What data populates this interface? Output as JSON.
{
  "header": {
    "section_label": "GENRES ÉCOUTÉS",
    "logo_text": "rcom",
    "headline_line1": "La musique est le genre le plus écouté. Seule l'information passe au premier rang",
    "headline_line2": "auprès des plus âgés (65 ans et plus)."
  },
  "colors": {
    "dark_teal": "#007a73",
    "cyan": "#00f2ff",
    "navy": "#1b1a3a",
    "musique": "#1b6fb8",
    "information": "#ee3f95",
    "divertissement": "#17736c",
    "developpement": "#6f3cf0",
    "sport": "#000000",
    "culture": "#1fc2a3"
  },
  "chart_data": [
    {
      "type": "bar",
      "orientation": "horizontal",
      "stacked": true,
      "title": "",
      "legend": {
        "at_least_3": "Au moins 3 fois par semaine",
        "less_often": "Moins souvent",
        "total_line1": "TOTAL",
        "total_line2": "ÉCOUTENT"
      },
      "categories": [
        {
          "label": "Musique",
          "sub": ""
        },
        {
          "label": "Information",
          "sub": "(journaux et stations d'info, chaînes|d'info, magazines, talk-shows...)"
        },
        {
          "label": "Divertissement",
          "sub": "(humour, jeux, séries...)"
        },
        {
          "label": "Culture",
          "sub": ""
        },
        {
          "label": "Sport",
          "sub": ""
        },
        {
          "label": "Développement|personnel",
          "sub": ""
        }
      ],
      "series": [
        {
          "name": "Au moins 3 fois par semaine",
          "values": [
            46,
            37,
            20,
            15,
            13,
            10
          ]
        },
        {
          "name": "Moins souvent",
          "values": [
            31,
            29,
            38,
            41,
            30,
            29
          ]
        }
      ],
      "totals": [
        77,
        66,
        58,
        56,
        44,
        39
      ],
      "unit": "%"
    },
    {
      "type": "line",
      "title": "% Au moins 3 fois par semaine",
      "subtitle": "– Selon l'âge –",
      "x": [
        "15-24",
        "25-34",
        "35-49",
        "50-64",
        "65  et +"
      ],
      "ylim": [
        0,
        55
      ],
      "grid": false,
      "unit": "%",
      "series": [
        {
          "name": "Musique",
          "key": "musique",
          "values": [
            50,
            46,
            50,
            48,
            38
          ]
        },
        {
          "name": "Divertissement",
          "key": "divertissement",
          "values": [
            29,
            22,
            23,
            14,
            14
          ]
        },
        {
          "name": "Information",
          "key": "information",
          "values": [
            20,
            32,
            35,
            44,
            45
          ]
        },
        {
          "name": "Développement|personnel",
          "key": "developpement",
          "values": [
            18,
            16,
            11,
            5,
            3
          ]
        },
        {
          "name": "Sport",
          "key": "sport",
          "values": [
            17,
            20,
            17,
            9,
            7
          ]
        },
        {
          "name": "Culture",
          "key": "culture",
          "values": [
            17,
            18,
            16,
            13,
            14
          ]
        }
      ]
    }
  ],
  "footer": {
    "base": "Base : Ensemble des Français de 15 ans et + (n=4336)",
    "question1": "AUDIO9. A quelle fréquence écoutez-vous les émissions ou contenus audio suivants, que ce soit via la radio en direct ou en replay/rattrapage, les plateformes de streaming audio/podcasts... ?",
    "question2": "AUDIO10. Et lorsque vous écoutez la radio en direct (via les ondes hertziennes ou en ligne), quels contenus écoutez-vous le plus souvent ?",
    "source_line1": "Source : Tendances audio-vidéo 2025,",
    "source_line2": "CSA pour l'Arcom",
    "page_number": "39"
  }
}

• _Work instructions_: Repeat every line of the records above exactly.

• _Exercise output_:
What data populates this interface? Output as JSON.
{
  "header": {
    "section_label": "GENRES ÉCOUTÉS",
    "logo_text": "rcom",
    "headline_line1": "La musique est le genre le plus écouté. Seule l'information passe au premier rang",
    "headline_line2": "auprès des plus âgés (65 ans et plus)."
  },
  "colors": {
    "dark_teal": "#007a73",
    "cyan": "#00f2ff",
    "navy": "#1b1a3a",
    "musique": "#1b6fb8",
    "information": "#ee3f95",
    "divertissement": "#17736c",
    "developpement": "#6f3cf0",
    "sport": "#000000",
    "culture": "#1fc2a3"
  },
  "chart_data": [
    {
      "type": "bar",
      "orientation": "horizontal",
      "stacked": true,
      "title": "",
      "legend": {
        "at_least_3": "Au moins 3 fois par semaine",
        "less_often": "Moins souvent",
        "total_line1": "TOTAL",
        "total_line2": "ÉCOUTENT"
      },
      "categories": [
        {
          "label": "Musique",
          "sub": ""
        },
        {
          "label": "Information",
          "sub": "(journaux et stations d'info, chaînes|d'info, magazines, talk-shows...)"
        },
        {
          "label": "Divertissement",
          "sub": "(humour, jeux, séries...)"
        },
        {
          "label": "Culture",
          "sub": ""
        },
        {
          "label": "Sport",
          "sub": ""
        },
        {
          "label": "Développement|personnel",
          "sub": ""
        }
      ],
      "series": [
        {
          "name": "Au moins 3 fois par semaine",
          "values": [
            46,
            37,
            20,
            15,
            13,
            10
          ]
        },
        {
          "name": "Moins souvent",
          "values": [
            31,
            29,
            38,
            41,
            30,
            29
          ]
        }
      ],
      "totals": [
        77,
        66,
        58,
        56,
        44,
        39
      ],
      "unit": "%"
    },
    {
      "type": "line",
      "title": "% Au moins 3 fois par semaine",
      "subtitle": "– Selon l'âge –",
      "x": [
        "15-24",
        "25-34",
        "35-49",
        "50-64",
        "65  et +"
      ],
      "ylim": [
        0,
        55
      ],
      "grid": false,
      "unit": "%",
      "series": [
        {
          "name": "Musique",
          "key": "musique",
          "values": [
            50,
            46,
            50,
            48,
            38
          ]
        },
        {
          "name": "Divertissement",
          "key": "divertissement",
          "values": [
            29,
            22,
            23,
            14,
            14
          ]
        },
        {
          "name": "Information",
          "key": "information",
          "values": [
            20,
            32,
            35,
            44,
            45
          ]
        },
        {
          "name": "Développement|personnel",
          "key": "developpement",
          "values": [
            18,
            16,
            11,
            5,
            3
          ]
        },
        {
          "name": "Sport",
          "key": "sport",
          "values": [
            17,
            20,
            17,
            9,
            7
          ]
        },
        {
          "name": "Culture",
          "key": "culture",
          "values": [
            17,
            18,
            16,
            13,
            14
          ]
        }
      ]
    }
  ],
  "footer": {
    "base": "Base : Ensemble des Français de 15 ans et + (n=4336)",
    "question1": "AUDIO9. A quelle fréquence écoutez-vous les émissions ou contenus audio suivants, que ce soit via la radio en direct ou en replay/rattrapage, les plateformes de streaming audio/podcasts... ?",
    "question2": "AUDIO10. Et lorsque vous écoutez la radio en direct (via les ondes hertziennes ou en ligne), quels contenus écoutez-vous le plus souvent ?",
    "source_line1": "Source : Tendances audio-vidéo 2025,",
    "source_line2": "CSA pour l'Arcom",
    "page_number": "39"
  }
}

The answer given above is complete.